**Task brief**
Give only the number of lines in the data that include the string "którego".

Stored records
** Begin **
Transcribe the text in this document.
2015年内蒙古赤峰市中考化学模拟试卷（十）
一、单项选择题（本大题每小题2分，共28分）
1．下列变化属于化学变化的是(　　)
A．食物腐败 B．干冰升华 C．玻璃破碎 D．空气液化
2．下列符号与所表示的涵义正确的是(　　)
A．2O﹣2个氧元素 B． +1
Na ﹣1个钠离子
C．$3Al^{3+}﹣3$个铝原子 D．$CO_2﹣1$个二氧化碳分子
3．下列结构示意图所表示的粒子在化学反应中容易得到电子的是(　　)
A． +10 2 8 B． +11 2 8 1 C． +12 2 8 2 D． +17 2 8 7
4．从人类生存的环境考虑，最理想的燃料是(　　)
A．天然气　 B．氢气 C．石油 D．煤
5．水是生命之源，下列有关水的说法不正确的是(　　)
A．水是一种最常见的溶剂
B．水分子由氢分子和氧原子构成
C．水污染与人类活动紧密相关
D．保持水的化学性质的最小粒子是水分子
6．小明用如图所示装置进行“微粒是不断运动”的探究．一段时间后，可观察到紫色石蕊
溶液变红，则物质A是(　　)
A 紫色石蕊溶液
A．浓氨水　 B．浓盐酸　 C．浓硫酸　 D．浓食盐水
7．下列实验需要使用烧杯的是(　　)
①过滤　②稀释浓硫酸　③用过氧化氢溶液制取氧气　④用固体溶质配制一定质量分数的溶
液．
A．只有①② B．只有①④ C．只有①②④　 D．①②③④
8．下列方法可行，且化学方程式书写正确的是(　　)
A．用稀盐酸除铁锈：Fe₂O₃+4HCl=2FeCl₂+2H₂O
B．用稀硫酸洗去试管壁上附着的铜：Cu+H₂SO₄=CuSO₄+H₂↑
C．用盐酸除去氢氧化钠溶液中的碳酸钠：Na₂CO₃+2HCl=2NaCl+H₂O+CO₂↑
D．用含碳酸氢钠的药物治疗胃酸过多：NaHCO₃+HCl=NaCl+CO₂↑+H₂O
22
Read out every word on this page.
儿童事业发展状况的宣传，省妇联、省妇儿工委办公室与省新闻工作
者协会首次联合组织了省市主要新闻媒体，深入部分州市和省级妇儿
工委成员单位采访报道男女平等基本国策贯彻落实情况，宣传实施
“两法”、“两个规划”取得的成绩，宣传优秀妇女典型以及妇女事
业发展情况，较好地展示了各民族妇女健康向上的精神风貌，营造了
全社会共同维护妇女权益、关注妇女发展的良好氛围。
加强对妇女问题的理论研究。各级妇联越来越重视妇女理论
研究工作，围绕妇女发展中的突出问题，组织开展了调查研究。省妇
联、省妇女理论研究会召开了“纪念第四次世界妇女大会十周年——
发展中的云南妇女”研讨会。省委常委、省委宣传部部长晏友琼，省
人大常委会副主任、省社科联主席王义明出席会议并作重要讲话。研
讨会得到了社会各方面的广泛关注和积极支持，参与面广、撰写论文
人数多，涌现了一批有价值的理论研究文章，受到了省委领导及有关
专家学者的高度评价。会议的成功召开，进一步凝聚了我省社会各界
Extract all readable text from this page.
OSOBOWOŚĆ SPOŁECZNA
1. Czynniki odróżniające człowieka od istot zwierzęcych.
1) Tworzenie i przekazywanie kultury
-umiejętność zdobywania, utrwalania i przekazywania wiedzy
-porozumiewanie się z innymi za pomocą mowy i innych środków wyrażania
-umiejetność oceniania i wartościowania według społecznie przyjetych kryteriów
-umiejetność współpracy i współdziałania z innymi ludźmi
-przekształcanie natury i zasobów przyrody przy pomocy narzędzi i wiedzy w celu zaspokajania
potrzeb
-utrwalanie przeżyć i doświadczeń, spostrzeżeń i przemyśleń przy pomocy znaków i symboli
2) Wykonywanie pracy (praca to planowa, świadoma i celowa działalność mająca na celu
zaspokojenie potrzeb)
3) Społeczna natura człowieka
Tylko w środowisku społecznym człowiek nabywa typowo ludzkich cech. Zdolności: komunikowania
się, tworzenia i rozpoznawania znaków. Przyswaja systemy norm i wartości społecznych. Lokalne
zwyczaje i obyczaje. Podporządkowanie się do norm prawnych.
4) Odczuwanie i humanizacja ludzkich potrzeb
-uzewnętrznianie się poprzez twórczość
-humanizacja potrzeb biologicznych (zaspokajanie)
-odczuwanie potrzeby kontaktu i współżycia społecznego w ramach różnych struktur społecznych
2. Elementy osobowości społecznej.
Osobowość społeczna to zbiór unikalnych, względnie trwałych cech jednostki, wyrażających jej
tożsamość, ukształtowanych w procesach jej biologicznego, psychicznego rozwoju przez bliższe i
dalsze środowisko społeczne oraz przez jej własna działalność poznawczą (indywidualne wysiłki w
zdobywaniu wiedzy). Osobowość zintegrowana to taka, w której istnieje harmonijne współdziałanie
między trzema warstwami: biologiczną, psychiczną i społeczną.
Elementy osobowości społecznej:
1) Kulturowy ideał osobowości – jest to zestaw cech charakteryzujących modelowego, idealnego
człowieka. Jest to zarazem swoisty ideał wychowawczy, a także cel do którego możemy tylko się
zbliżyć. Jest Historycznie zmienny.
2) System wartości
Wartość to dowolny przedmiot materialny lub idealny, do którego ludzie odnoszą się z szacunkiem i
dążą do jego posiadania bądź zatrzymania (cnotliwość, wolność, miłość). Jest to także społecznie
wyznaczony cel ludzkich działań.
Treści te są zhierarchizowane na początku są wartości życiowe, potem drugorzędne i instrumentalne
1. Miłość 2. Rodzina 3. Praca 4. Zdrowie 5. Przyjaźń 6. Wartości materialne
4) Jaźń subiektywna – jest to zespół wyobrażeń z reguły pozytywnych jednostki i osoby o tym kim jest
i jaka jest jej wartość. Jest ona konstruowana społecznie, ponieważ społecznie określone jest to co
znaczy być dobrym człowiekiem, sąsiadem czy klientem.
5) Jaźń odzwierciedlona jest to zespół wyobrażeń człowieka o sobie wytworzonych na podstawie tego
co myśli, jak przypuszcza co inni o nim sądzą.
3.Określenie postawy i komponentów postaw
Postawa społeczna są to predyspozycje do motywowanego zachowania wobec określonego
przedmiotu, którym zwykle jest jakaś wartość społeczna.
** End **
**Exercise result**
2